>> Start Provided data

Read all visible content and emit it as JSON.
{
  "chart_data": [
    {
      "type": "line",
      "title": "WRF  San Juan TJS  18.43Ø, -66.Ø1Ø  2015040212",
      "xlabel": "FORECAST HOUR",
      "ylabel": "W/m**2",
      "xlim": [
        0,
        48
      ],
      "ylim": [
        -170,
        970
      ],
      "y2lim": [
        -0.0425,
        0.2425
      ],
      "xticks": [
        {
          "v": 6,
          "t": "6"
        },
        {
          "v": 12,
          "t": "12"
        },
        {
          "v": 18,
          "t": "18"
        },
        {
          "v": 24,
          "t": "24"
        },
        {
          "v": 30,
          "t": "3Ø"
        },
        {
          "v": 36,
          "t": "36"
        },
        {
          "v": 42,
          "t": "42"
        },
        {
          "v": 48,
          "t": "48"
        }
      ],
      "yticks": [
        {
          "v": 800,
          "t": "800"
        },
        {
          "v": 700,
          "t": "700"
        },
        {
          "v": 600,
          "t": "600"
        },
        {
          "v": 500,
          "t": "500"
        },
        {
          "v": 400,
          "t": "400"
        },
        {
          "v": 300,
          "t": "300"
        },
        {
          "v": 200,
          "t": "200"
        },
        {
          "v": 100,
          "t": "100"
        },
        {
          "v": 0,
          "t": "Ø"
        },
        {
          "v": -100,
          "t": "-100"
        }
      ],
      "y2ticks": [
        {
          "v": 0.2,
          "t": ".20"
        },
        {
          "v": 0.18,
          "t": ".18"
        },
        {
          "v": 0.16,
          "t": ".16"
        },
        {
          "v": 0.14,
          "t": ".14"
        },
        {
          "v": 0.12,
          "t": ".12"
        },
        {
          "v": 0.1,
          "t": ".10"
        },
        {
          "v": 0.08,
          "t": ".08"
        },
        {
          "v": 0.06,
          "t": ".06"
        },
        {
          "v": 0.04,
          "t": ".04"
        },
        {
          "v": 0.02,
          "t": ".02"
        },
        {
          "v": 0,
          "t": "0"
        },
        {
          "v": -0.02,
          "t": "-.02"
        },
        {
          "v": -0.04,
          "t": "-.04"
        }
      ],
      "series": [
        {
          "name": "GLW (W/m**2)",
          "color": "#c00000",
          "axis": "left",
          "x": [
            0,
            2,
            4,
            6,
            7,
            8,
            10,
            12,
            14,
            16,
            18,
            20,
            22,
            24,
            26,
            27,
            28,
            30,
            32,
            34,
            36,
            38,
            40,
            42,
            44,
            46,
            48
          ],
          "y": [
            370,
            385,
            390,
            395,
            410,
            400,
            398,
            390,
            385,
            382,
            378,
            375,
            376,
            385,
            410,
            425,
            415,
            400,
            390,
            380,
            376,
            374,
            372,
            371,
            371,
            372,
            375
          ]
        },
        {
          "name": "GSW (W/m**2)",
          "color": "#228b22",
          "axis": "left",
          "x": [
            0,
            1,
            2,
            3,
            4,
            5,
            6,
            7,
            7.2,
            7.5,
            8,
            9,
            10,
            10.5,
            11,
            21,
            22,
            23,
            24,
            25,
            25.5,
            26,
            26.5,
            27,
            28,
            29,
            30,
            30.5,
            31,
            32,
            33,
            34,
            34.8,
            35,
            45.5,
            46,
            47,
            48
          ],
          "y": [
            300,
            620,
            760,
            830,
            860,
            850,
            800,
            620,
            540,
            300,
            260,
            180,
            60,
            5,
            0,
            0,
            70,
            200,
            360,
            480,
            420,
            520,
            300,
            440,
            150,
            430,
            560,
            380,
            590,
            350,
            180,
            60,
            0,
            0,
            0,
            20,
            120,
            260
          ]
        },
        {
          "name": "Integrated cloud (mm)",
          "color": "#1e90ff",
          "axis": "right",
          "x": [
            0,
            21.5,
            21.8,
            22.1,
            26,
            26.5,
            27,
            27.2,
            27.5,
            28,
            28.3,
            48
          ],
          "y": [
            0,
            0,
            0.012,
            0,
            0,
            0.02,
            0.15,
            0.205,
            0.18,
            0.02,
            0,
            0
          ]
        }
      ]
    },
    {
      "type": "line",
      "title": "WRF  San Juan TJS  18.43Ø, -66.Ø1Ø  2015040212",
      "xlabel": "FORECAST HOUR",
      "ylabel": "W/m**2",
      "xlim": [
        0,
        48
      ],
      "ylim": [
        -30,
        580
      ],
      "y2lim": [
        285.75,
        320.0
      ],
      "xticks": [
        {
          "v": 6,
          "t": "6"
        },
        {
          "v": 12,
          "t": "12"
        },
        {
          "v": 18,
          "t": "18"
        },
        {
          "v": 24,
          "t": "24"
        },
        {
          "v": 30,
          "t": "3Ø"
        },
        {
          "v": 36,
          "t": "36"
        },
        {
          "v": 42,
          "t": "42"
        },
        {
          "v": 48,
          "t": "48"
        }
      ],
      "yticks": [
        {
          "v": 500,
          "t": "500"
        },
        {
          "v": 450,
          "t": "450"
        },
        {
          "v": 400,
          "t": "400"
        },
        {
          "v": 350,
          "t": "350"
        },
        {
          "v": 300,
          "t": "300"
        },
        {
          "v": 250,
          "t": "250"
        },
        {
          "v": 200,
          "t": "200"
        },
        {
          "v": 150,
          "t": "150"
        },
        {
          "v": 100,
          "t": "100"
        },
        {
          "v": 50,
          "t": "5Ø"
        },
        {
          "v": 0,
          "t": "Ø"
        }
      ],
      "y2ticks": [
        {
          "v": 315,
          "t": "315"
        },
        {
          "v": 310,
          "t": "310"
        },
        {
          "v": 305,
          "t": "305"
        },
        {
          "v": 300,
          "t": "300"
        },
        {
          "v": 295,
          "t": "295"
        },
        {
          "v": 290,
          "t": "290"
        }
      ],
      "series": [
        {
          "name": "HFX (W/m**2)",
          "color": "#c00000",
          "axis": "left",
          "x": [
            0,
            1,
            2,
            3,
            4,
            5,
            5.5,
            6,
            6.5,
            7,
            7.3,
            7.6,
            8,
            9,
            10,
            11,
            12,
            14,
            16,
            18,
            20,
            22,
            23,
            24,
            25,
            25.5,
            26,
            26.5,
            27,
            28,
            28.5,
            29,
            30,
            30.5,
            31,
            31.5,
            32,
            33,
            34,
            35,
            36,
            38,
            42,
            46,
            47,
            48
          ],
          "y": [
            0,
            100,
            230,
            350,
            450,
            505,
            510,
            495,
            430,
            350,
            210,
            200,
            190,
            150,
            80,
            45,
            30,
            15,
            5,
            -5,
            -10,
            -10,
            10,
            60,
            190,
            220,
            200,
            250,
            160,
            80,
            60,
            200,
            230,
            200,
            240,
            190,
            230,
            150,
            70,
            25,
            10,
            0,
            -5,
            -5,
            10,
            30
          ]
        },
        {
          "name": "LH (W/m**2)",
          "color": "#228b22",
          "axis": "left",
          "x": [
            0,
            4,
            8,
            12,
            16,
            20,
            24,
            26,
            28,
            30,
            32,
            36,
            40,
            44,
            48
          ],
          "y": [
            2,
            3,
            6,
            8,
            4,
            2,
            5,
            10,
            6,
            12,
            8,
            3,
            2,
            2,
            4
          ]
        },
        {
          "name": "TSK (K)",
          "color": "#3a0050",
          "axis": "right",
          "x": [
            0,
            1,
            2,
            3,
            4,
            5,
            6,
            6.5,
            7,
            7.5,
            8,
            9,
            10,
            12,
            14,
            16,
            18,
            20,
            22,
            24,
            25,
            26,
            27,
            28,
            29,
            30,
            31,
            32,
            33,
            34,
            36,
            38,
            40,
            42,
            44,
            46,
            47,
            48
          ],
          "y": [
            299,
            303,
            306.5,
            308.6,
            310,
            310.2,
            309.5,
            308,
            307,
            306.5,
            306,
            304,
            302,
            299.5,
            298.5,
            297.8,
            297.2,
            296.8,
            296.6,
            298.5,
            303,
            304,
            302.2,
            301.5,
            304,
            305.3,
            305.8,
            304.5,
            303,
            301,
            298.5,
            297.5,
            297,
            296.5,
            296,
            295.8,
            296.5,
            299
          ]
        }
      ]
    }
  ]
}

>> End Provided data

* **Task instructions**:
Find the word "name" and list each line it appears in.

* **Result of the exercise**:
          "name": "GLW (W/m**2)",
          "name": "GSW (W/m**2)",
          "name": "Integrated cloud (mm)",
          "name": "HFX (W/m**2)",
          "name": "LH (W/m**2)",
          "name": "TSK (K)",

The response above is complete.